--- Raw data ---
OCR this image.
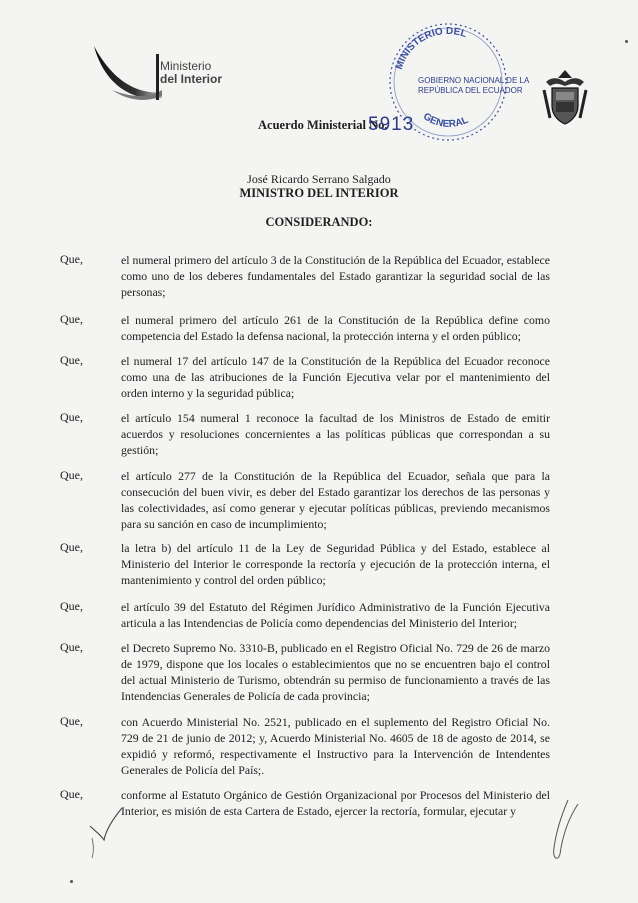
Ministerio
del Interior
MINISTERIO DEL
GENERAL
GOBIERNO NACIONAL DE LA
REPÚBLICA DEL ECUADOR
Acuerdo Ministerial No.
5913
José Ricardo Serrano Salgado
MINISTRO DEL INTERIOR
CONSIDERANDO:
Que,	el numeral primero del artículo 3 de la Constitución de la República del Ecuador, establece como uno de los deberes fundamentales del Estado garantizar la seguridad social de las personas;
Que,	el numeral primero del artículo 261 de la Constitución de la República define como competencia del Estado la defensa nacional, la protección interna y el orden público;
Que,	el numeral 17 del artículo 147 de la Constitución de la República del Ecuador reconoce como una de las atribuciones de la Función Ejecutiva velar por el mantenimiento del orden interno y la seguridad pública;
Que,	el artículo 154 numeral 1 reconoce la facultad de los Ministros de Estado de emitir acuerdos y resoluciones concernientes a las políticas públicas que correspondan a su gestión;
Que,	el artículo 277 de la Constitución de la República del Ecuador, señala que para la consecución del buen vivir, es deber del Estado garantizar los derechos de las personas y las colectividades, así como generar y ejecutar políticas públicas, previendo mecanismos para su sanción en caso de incumplimiento;
Que,	la letra b) del artículo 11 de la Ley de Seguridad Pública y del Estado, establece al Ministerio del Interior le corresponde la rectoría y ejecución de la protección interna, el mantenimiento y control del orden público;
Que,	el artículo 39 del Estatuto del Régimen Jurídico Administrativo de la Función Ejecutiva articula a las Intendencias de Policía como dependencias del Ministerio del Interior;
Que,	el Decreto Supremo No. 3310-B, publicado en el Registro Oficial No. 729 de 26 de marzo de 1979, dispone que los locales o establecimientos que no se encuentren bajo el control del actual Ministerio de Turismo, obtendrán su permiso de funcionamiento a través de las Intendencias Generales de Policía de cada provincia;
Que,	con Acuerdo Ministerial No. 2521, publicado en el suplemento del Registro Oficial No. 729 de 21 de junio de 2012; y, Acuerdo Ministerial No. 4605 de 18 de agosto de 2014, se expidió y reformó, respectivamente el Instructivo para la Intervención de Intendentes Generales de Policía del País;.
Que,	conforme al Estatuto Orgánico de Gestión Organizacional por Procesos del Ministerio del Interior, es misión de esta Cartera de Estado, ejercer la rectoría, formular, ejecutar y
---
» **Task requirements**
Output all of the entries verbatim, leaving out any images.

» **Correct response**
OCR this image.
Ministerio
del Interior
MINISTERIO DEL
GENERAL
GOBIERNO NACIONAL DE LA
REPÚBLICA DEL ECUADOR
Acuerdo Ministerial No.
5913
José Ricardo Serrano Salgado
MINISTRO DEL INTERIOR
CONSIDERANDO:
Que,	el numeral primero del artículo 3 de la Constitución de la República del Ecuador, establece como uno de los deberes fundamentales del Estado garantizar la seguridad social de las personas;
Que,	el numeral primero del artículo 261 de la Constitución de la República define como competencia del Estado la defensa nacional, la protección interna y el orden público;
Que,	el numeral 17 del artículo 147 de la Constitución de la República del Ecuador reconoce como una de las atribuciones de la Función Ejecutiva velar por el mantenimiento del orden interno y la seguridad pública;
Que,	el artículo 154 numeral 1 reconoce la facultad de los Ministros de Estado de emitir acuerdos y resoluciones concernientes a las políticas públicas que correspondan a su gestión;
Que,	el artículo 277 de la Constitución de la República del Ecuador, señala que para la consecución del buen vivir, es deber del Estado garantizar los derechos de las personas y las colectividades, así como generar y ejecutar políticas públicas, previendo mecanismos para su sanción en caso de incumplimiento;
Que,	la letra b) del artículo 11 de la Ley de Seguridad Pública y del Estado, establece al Ministerio del Interior le corresponde la rectoría y ejecución de la protección interna, el mantenimiento y control del orden público;
Que,	el artículo 39 del Estatuto del Régimen Jurídico Administrativo de la Función Ejecutiva articula a las Intendencias de Policía como dependencias del Ministerio del Interior;
Que,	el Decreto Supremo No. 3310-B, publicado en el Registro Oficial No. 729 de 26 de marzo de 1979, dispone que los locales o establecimientos que no se encuentren bajo el control del actual Ministerio de Turismo, obtendrán su permiso de funcionamiento a través de las Intendencias Generales de Policía de cada provincia;
Que,	con Acuerdo Ministerial No. 2521, publicado en el suplemento del Registro Oficial No. 729 de 21 de junio de 2012; y, Acuerdo Ministerial No. 4605 de 18 de agosto de 2014, se expidió y reformó, respectivamente el Instructivo para la Intervención de Intendentes Generales de Policía del País;.
Que,	conforme al Estatuto Orgánico de Gestión Organizacional por Procesos del Ministerio del Interior, es misión de esta Cartera de Estado, ejercer la rectoría, formular, ejecutar y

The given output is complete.